Each line from the one that contains "Give me a plain-text" to the end of the material must be set down exactly, and no line before it.

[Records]
╭──
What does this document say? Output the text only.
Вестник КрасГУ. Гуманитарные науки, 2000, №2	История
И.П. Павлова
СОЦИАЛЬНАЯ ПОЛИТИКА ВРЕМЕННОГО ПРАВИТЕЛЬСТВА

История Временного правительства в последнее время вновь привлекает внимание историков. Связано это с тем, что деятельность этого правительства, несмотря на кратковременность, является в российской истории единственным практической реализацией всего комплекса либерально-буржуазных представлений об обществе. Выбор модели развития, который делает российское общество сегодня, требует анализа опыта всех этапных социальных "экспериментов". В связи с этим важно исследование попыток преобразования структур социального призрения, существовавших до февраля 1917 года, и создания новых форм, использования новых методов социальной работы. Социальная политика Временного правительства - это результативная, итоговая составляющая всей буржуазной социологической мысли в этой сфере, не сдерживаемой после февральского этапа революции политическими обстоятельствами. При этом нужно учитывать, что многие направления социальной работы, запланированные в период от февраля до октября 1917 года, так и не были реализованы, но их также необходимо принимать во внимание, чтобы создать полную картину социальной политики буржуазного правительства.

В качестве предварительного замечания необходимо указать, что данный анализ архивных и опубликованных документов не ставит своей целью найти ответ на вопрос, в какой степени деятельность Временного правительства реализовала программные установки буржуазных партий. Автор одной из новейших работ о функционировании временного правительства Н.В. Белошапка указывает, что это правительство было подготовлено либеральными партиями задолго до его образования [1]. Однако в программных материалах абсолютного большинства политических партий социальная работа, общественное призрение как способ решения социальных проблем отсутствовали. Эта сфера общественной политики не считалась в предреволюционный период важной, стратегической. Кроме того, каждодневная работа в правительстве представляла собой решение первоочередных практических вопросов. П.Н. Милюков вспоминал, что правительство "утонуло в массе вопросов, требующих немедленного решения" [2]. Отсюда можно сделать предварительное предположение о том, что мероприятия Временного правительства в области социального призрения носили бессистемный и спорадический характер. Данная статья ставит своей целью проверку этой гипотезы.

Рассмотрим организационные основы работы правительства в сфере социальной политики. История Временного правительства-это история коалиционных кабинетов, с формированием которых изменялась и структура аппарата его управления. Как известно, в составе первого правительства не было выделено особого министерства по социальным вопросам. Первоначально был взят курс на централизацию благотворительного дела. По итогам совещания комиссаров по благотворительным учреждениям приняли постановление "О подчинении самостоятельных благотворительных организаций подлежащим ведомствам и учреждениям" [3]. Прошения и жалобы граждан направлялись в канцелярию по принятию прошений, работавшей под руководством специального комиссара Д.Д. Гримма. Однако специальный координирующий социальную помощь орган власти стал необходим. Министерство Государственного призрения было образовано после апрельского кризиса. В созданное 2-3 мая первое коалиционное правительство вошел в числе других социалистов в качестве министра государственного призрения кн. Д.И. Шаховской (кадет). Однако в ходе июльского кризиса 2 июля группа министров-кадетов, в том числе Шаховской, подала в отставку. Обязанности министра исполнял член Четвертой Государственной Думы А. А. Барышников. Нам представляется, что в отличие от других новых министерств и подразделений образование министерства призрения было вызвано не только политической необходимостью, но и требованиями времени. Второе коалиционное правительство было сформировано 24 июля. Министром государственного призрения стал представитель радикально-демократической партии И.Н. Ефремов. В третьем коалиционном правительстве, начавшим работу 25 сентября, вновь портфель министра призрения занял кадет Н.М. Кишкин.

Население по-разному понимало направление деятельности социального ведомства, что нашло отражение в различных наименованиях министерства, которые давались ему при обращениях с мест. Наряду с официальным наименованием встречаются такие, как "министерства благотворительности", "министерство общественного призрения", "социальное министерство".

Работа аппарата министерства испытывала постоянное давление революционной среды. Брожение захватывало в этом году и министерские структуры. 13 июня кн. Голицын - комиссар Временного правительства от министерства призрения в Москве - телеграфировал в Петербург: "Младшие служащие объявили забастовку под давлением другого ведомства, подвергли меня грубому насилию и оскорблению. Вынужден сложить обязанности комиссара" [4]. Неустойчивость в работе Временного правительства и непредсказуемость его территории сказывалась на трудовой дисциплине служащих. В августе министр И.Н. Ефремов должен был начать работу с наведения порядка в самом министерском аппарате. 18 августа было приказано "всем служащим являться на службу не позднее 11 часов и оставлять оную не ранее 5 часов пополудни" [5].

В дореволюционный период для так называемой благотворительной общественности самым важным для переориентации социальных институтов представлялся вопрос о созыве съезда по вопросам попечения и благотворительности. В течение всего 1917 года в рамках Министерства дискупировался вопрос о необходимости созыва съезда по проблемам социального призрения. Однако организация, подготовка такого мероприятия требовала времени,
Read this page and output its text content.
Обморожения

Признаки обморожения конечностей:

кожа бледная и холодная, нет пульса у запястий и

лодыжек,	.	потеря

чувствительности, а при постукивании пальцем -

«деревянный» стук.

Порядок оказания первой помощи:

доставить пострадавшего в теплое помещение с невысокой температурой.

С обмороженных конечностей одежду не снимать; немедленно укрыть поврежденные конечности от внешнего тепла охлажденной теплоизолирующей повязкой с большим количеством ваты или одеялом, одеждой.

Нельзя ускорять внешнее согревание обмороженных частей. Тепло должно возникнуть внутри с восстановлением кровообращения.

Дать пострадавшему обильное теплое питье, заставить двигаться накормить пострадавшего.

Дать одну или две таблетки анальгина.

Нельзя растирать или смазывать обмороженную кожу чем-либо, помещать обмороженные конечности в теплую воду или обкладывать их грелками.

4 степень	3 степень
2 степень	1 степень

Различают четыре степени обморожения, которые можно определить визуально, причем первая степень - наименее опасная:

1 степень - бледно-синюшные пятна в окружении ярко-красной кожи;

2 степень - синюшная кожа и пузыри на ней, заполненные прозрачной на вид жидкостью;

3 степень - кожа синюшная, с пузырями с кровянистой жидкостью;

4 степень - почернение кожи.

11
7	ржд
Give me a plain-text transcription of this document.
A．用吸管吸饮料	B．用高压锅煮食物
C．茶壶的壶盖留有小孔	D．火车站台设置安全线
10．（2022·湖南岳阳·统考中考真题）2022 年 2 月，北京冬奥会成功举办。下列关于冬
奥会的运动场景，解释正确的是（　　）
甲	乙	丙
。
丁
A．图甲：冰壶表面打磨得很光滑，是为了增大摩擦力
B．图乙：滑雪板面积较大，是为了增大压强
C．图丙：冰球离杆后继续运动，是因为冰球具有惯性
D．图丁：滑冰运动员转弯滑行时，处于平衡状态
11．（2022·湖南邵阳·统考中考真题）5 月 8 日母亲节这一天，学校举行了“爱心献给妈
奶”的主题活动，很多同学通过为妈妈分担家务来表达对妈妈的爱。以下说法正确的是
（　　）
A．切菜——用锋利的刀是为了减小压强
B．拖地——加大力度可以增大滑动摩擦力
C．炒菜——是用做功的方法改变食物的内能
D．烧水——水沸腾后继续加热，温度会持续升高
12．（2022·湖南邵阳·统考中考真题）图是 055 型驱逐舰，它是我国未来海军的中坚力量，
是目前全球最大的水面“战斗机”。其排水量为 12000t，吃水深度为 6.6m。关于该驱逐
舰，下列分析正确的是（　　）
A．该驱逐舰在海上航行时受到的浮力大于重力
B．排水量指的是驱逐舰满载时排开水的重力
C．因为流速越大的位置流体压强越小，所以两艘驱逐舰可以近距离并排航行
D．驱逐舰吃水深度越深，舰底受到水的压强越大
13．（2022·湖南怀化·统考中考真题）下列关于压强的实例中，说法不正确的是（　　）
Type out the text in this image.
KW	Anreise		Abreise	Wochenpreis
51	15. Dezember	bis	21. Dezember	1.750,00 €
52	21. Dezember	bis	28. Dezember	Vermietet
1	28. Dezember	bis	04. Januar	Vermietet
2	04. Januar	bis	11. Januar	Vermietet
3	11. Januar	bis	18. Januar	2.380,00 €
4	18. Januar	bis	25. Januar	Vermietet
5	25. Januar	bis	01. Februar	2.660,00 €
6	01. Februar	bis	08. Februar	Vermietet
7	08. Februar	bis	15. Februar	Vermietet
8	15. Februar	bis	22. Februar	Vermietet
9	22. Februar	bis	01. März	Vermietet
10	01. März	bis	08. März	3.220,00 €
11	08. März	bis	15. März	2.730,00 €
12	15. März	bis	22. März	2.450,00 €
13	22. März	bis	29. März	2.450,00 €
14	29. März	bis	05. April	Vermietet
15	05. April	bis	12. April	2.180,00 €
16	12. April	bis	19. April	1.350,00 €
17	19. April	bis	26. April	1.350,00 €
╰──
> **FINAL RESULT**
Give me a plain-text transcription of this document.
A．用吸管吸饮料	B．用高压锅煮食物
C．茶壶的壶盖留有小孔	D．火车站台设置安全线
10．（2022·湖南岳阳·统考中考真题）2022 年 2 月，北京冬奥会成功举办。下列关于冬
奥会的运动场景，解释正确的是（　　）
甲	乙	丙
。
丁
A．图甲：冰壶表面打磨得很光滑，是为了增大摩擦力
B．图乙：滑雪板面积较大，是为了增大压强
C．图丙：冰球离杆后继续运动，是因为冰球具有惯性
D．图丁：滑冰运动员转弯滑行时，处于平衡状态
11．（2022·湖南邵阳·统考中考真题）5 月 8 日母亲节这一天，学校举行了“爱心献给妈
奶”的主题活动，很多同学通过为妈妈分担家务来表达对妈妈的爱。以下说法正确的是
（　　）
A．切菜——用锋利的刀是为了减小压强
B．拖地——加大力度可以增大滑动摩擦力
C．炒菜——是用做功的方法改变食物的内能
D．烧水——水沸腾后继续加热，温度会持续升高
12．（2022·湖南邵阳·统考中考真题）图是 055 型驱逐舰，它是我国未来海军的中坚力量，
是目前全球最大的水面“战斗机”。其排水量为 12000t，吃水深度为 6.6m。关于该驱逐
舰，下列分析正确的是（　　）
A．该驱逐舰在海上航行时受到的浮力大于重力
B．排水量指的是驱逐舰满载时排开水的重力
C．因为流速越大的位置流体压强越小，所以两艘驱逐舰可以近距离并排航行
D．驱逐舰吃水深度越深，舰底受到水的压强越大
13．（2022·湖南怀化·统考中考真题）下列关于压强的实例中，说法不正确的是（　　）
Type out the text in this image.
KW	Anreise		Abreise	Wochenpreis
51	15. Dezember	bis	21. Dezember	1.750,00 €
52	21. Dezember	bis	28. Dezember	Vermietet
1	28. Dezember	bis	04. Januar	Vermietet
2	04. Januar	bis	11. Januar	Vermietet
3	11. Januar	bis	18. Januar	2.380,00 €
4	18. Januar	bis	25. Januar	Vermietet
5	25. Januar	bis	01. Februar	2.660,00 €
6	01. Februar	bis	08. Februar	Vermietet
7	08. Februar	bis	15. Februar	Vermietet
8	15. Februar	bis	22. Februar	Vermietet
9	22. Februar	bis	01. März	Vermietet
10	01. März	bis	08. März	3.220,00 €
11	08. März	bis	15. März	2.730,00 €
12	15. März	bis	22. März	2.450,00 €
13	22. März	bis	29. März	2.450,00 €
14	29. März	bis	05. April	Vermietet
15	05. April	bis	12. April	2.180,00 €
16	12. April	bis	19. April	1.350,00 €
17	19. April	bis	26. April	1.350,00 €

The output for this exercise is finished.